→ **TEXTE SOURCE**
^^^^

Notes du passé: Tsinjoarivo ou le Palais aperçu d’Antananarivo

Publié le par Alain GYRE

Tsinjoarivo ou le Palais aperçu d’Antananarivo

13.09.2016 Notes du passé

Notes du passé: Tsinjoarivo ou le Palais aperçu d’Antananarivo

Le village de Tsinjoarivo, aux confins de la forêt orientale, se situe à 47 km à l’Est d’Ambatolampy, localité riveraine de la Route nationale 7, à 67 km d’Antananarivo. Selon les historiens, Ranavalona Ire voyage beaucoup et aime sillonner son royaume. C’est ainsi que durant son règne (1828-1861), informée par Ramanjaka qui partage avec Andrianaivoravelona le fief d’Andrangalisa, l’actuelle Vohitrarivo, elle apprend l’existence d’une région verdoyante et reposante. Intéressée, la souveraine se déplace en personne pour voir ce site enchanteur. Selon la tradition orale, les seigneurs lui auraient cédé la place en s’installant non loin de là, à Manjaka notamment.

Mais finalement, la reine décide de s’établir un peu vers l’ouest pour éviter de traverser la rivière Onive chaque fois qu’elle vient en villégiature. Son choix se porte d’abord sur

l’actuelle colline de Mahatsinjo. Mais pour bénéficier de la protection naturelle de l’Onive, elle opte finalement pour une butte plus au sud, Sarodra­vina. Comme son nom l’indique, la petite colline est couverte d’une forêt primaire. Elle sera aussitôt débaptisée Tsinjon’Iarivo (apercevant ou aperçue d’Antanana­rivo ou de Vohitrarivo, la colline des 1 000), puis devient Tsinjoarivo par simplification.

^^^^

→ **DONNÉES FOURNIES**
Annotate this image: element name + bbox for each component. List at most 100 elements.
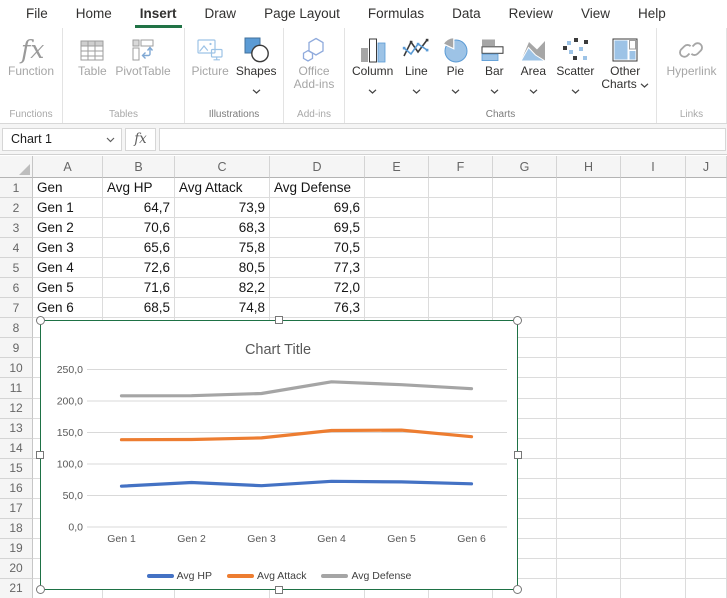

^^^^

→ **CONSIGNES**
1) Traduisez en anglais cette phrase du texte sur Tsinjoarivo : « Intéressée, la souveraine se déplace en personne pour voir ce site enchanteur. »
2) D'après le texte sur Tsinjoarivo, à quelle distance d'Ambatolampy, et dans quelle direction, se situe ce village ?
3) Relevez tous les personnages historiques nommés dans le texte sur Tsinjoarivo.

→ **RÉPONSES AUX CONSIGNES**
1) Interested, the sovereign travels in person to see this enchanting site.

2) À 47 km à l'Est d'Ambatolampy.

3) Ranavalona Ire, Ramanjaka, Andrianaivoravelona